▸ **Your goal**
Each line that includes the string "JSON" counts once; give the total and nothing else.

▸ **Data supplied**
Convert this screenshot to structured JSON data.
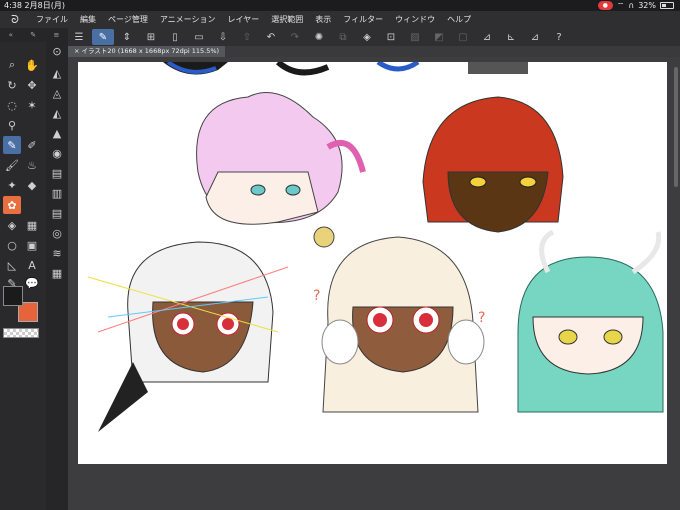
{
  "status": {
    "time": "4:38",
    "date": "2月8日(月)",
    "battery": "32%"
  },
  "menu": {
    "items": [
      "ファイル",
      "編集",
      "ページ管理",
      "アニメーション",
      "レイヤー",
      "選択範囲",
      "表示",
      "フィルター",
      "ウィンドウ",
      "ヘルプ"
    ]
  },
  "document": {
    "tab_label": "イラスト20 (1668 x 1668px 72dpi 115.5%)"
  },
  "colors": {
    "main": "#1b1b1b",
    "sub": "#e5643c",
    "accent": "#4a6fa5"
  },
  "icons": {
    "tools_a": [
      "pen-icon",
      "hand-icon",
      "magnifier-icon",
      "move-icon",
      "lasso-icon",
      "wand-icon",
      "eyedropper-icon",
      "pen-nib-icon",
      "brush-icon",
      "airbrush-icon",
      "decoration-icon",
      "eraser-icon",
      "blend-icon",
      "fill-icon",
      "gradient-icon",
      "figure-icon",
      "frame-icon",
      "ruler-icon",
      "text-icon",
      "balloon-icon",
      "line-icon"
    ],
    "commands": [
      "menu-icon",
      "sketch-icon",
      "chevron-icon",
      "pen-pressure-icon",
      "new-icon",
      "open-icon",
      "save-icon",
      "undo-icon",
      "redo-icon",
      "loading-icon",
      "copy-icon",
      "fill-icon",
      "transform-icon",
      "deselect-icon",
      "invert-icon",
      "crop-icon",
      "ruler-icon",
      "ruler2-icon",
      "ruler3-icon",
      "help-icon"
    ]
  }
}
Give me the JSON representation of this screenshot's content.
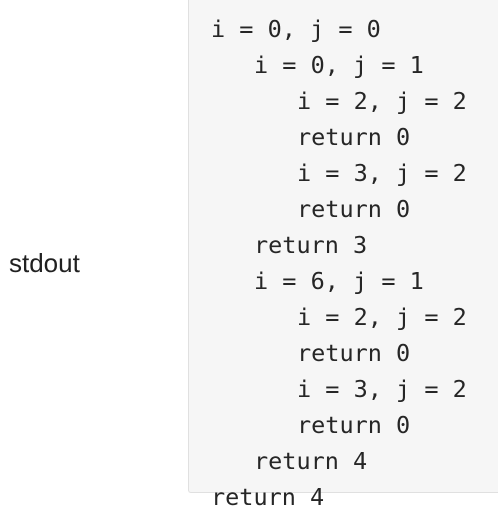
{
  "label": "stdout",
  "lines": [
    {
      "indent": 0,
      "text": "i = 0, j = 0"
    },
    {
      "indent": 1,
      "text": "i = 0, j = 1"
    },
    {
      "indent": 2,
      "text": "i = 2, j = 2"
    },
    {
      "indent": 2,
      "text": "return 0"
    },
    {
      "indent": 2,
      "text": "i = 3, j = 2"
    },
    {
      "indent": 2,
      "text": "return 0"
    },
    {
      "indent": 1,
      "text": "return 3"
    },
    {
      "indent": 1,
      "text": "i = 6, j = 1"
    },
    {
      "indent": 2,
      "text": "i = 2, j = 2"
    },
    {
      "indent": 2,
      "text": "return 0"
    },
    {
      "indent": 2,
      "text": "i = 3, j = 2"
    },
    {
      "indent": 2,
      "text": "return 0"
    },
    {
      "indent": 1,
      "text": "return 4"
    },
    {
      "indent": 0,
      "text": "return 4"
    }
  ]
}
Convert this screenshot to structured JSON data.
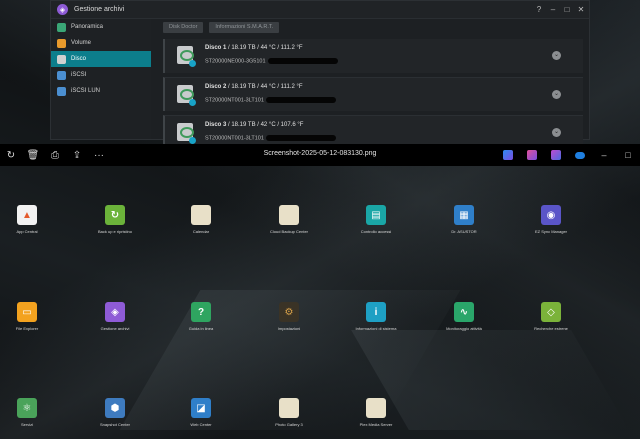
{
  "dsm_window": {
    "title": "Gestione archivi",
    "controls": [
      "?",
      "–",
      "□",
      "✕"
    ],
    "sidebar": [
      {
        "label": "Panoramica",
        "icon": "overview-icon",
        "color": "#3aa676"
      },
      {
        "label": "Volume",
        "icon": "volume-icon",
        "color": "#e89a2c"
      },
      {
        "label": "Disco",
        "icon": "disk-icon",
        "color": "#d0d0d0",
        "active": true
      },
      {
        "label": "iSCSI",
        "icon": "iscsi-icon",
        "color": "#4b8fd1"
      },
      {
        "label": "iSCSI LUN",
        "icon": "iscsi-lun-icon",
        "color": "#4b8fd1"
      }
    ],
    "tabs": [
      "Disk Doctor",
      "Informazioni S.M.A.R.T."
    ],
    "disks": [
      {
        "name": "Disco 1",
        "specs": " / 18.19 TB / 44 °C / 111.2 °F",
        "serial": "ST20000NE000-3G5101 "
      },
      {
        "name": "Disco 2",
        "specs": " / 18.19 TB / 44 °C / 111.2 °F",
        "serial": "ST20000NT001-3LT101 "
      },
      {
        "name": "Disco 3",
        "specs": " / 18.19 TB / 42 °C / 107.6 °F",
        "serial": "ST20000NT001-3LT101 "
      }
    ]
  },
  "viewer": {
    "filename": "Screenshot-2025-05-12-083130.png",
    "toolbar_left": [
      {
        "icon": "rotate-icon",
        "glyph": "↻"
      },
      {
        "icon": "delete-icon",
        "glyph": "🗑"
      },
      {
        "icon": "print-icon",
        "glyph": "⎙"
      },
      {
        "icon": "share-icon",
        "glyph": "⇪"
      },
      {
        "icon": "more-icon",
        "glyph": "···"
      }
    ],
    "window_controls": [
      "–",
      "□"
    ]
  },
  "apps": [
    {
      "label": "App Central",
      "color": "#f2f2f2",
      "glyph": "▲",
      "glyph_color": "#e45a2c"
    },
    {
      "label": "Back up e ripristino",
      "color": "#6bb33a",
      "glyph": "↻",
      "glyph_color": "#ffffff"
    },
    {
      "label": "Calendar",
      "color": "#e8e0c8",
      "glyph": "",
      "glyph_color": "#ffffff"
    },
    {
      "label": "Cloud Backup Center",
      "color": "#e8e0c8",
      "glyph": "",
      "glyph_color": "#ffffff"
    },
    {
      "label": "Controllo accessi",
      "color": "#1aa6a6",
      "glyph": "▤",
      "glyph_color": "#ffffff"
    },
    {
      "label": "Dr. ASUSTOR",
      "color": "#2f7fc9",
      "glyph": "▦",
      "glyph_color": "#ffffff"
    },
    {
      "label": "EZ Sync Manager",
      "color": "#5a55c8",
      "glyph": "◉",
      "glyph_color": "#ffffff"
    },
    {
      "label": "File Explorer",
      "color": "#f3a21f",
      "glyph": "▭",
      "glyph_color": "#ffffff"
    },
    {
      "label": "Gestione archivi",
      "color": "#8e5bd6",
      "glyph": "◈",
      "glyph_color": "#ffffff"
    },
    {
      "label": "Guida in linea",
      "color": "#2fa560",
      "glyph": "?",
      "glyph_color": "#ffffff"
    },
    {
      "label": "Impostazioni",
      "color": "#3a3326",
      "glyph": "⚙",
      "glyph_color": "#d9a24a"
    },
    {
      "label": "Informazioni di sistema",
      "color": "#1ea0c4",
      "glyph": "i",
      "glyph_color": "#ffffff"
    },
    {
      "label": "Monitoraggio attività",
      "color": "#2aa66a",
      "glyph": "∿",
      "glyph_color": "#ffffff"
    },
    {
      "label": "Recherche estrene",
      "color": "#7bb33a",
      "glyph": "◇",
      "glyph_color": "#ffffff"
    },
    {
      "label": "Servizi",
      "color": "#4aa35a",
      "glyph": "⚛",
      "glyph_color": "#ffffff"
    },
    {
      "label": "Snapshot Center",
      "color": "#3e7bbf",
      "glyph": "⬢",
      "glyph_color": "#ffffff"
    },
    {
      "label": "Web Center",
      "color": "#2f7fc9",
      "glyph": "◪",
      "glyph_color": "#ffffff"
    },
    {
      "label": "Photo Gallery 3",
      "color": "#e8e0c8",
      "glyph": "",
      "glyph_color": "#ffffff"
    },
    {
      "label": "Plex Media Server",
      "color": "#e8e0c8",
      "glyph": "",
      "glyph_color": "#ffffff"
    }
  ]
}
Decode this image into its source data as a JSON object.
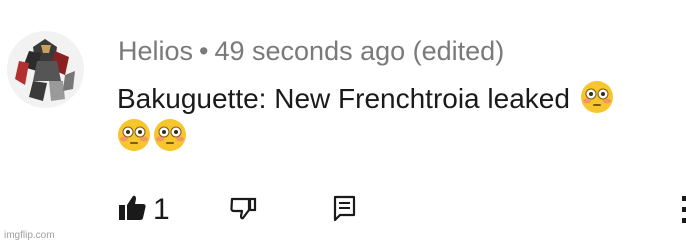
{
  "comment": {
    "author": "Helios",
    "separator": "•",
    "timestamp": "49 seconds ago (edited)",
    "text": "Bakuguette: New Frenchtroia leaked",
    "emojis": [
      "flushed-face-emoji",
      "flushed-face-emoji",
      "flushed-face-emoji"
    ]
  },
  "actions": {
    "like_icon": "thumbs-up-filled-icon",
    "like_count": "1",
    "dislike_icon": "thumbs-down-outline-icon",
    "reply_icon": "comment-icon",
    "more_icon": "more-vertical-icon"
  },
  "colors": {
    "meta_text": "#7a7a7a",
    "body_text": "#1a1a1a",
    "emoji_face": "#f7c52c"
  },
  "watermark": "imgflip.com"
}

▸ **Completed task**
4